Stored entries
▬▬▬▬▬▬▬▬▬▬

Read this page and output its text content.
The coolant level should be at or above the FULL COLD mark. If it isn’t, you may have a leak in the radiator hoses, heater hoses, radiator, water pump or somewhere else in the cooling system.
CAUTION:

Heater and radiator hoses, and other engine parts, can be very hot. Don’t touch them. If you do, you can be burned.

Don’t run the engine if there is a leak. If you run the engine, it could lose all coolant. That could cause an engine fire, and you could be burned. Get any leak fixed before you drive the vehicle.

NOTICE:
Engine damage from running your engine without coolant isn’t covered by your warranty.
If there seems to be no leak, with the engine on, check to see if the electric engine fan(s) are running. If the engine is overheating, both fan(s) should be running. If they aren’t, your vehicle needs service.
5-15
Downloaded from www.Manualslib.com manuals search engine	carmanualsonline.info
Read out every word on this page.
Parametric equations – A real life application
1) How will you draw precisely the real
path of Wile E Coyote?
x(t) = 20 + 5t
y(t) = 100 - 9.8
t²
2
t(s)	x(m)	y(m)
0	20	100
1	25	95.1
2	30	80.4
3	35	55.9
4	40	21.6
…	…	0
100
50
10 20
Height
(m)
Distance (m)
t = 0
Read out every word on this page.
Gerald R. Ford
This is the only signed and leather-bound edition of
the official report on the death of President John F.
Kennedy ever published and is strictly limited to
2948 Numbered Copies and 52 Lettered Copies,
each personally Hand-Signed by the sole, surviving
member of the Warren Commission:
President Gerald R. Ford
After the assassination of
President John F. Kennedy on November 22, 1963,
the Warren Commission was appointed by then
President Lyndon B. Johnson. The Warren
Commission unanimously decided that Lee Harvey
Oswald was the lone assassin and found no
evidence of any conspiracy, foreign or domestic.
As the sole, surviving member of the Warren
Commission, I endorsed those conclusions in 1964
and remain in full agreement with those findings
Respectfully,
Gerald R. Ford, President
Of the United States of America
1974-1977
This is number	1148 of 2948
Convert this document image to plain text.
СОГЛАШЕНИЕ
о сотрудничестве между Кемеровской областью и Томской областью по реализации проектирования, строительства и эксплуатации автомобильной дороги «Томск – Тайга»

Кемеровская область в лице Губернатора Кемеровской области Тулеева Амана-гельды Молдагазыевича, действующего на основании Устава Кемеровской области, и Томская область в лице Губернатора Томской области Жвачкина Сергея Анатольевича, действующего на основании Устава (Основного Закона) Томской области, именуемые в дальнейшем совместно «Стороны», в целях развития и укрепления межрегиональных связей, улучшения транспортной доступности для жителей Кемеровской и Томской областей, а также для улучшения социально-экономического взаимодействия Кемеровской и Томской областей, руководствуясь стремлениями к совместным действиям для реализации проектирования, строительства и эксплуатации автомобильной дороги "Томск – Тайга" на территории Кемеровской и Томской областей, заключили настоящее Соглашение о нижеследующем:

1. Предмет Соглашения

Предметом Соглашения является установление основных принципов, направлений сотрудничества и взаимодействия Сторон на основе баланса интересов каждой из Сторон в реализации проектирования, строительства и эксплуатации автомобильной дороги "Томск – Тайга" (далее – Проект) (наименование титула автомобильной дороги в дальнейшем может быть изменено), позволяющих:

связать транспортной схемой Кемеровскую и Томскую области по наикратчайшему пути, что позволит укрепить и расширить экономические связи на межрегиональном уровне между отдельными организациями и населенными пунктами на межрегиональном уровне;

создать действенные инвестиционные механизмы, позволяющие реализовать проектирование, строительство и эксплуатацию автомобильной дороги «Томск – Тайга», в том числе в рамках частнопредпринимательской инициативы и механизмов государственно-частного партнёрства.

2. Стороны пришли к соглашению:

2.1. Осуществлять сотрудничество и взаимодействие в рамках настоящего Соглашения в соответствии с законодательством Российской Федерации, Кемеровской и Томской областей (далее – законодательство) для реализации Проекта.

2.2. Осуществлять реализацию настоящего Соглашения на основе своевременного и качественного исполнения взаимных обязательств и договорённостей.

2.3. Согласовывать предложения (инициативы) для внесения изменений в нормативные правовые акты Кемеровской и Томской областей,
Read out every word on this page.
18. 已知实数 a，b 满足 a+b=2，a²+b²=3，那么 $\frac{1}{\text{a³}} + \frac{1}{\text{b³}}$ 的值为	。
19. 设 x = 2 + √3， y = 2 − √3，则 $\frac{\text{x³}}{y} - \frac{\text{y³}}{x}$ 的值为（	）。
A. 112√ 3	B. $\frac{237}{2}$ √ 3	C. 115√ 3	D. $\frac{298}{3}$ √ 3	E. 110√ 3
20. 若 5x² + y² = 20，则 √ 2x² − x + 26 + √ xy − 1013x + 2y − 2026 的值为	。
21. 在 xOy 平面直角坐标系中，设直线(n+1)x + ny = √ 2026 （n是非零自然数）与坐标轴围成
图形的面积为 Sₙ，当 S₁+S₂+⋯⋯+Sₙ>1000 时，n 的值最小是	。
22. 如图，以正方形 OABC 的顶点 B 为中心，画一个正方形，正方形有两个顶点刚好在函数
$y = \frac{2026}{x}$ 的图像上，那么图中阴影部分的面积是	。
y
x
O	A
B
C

▬▬▬▬▬▬▬▬▬▬

**WORK TO DO**
Copy and report every line where the word "Ford" is present.

**TASK SOLUTION**
Gerald R. Ford
President Gerald R. Ford
Gerald R. Ford, President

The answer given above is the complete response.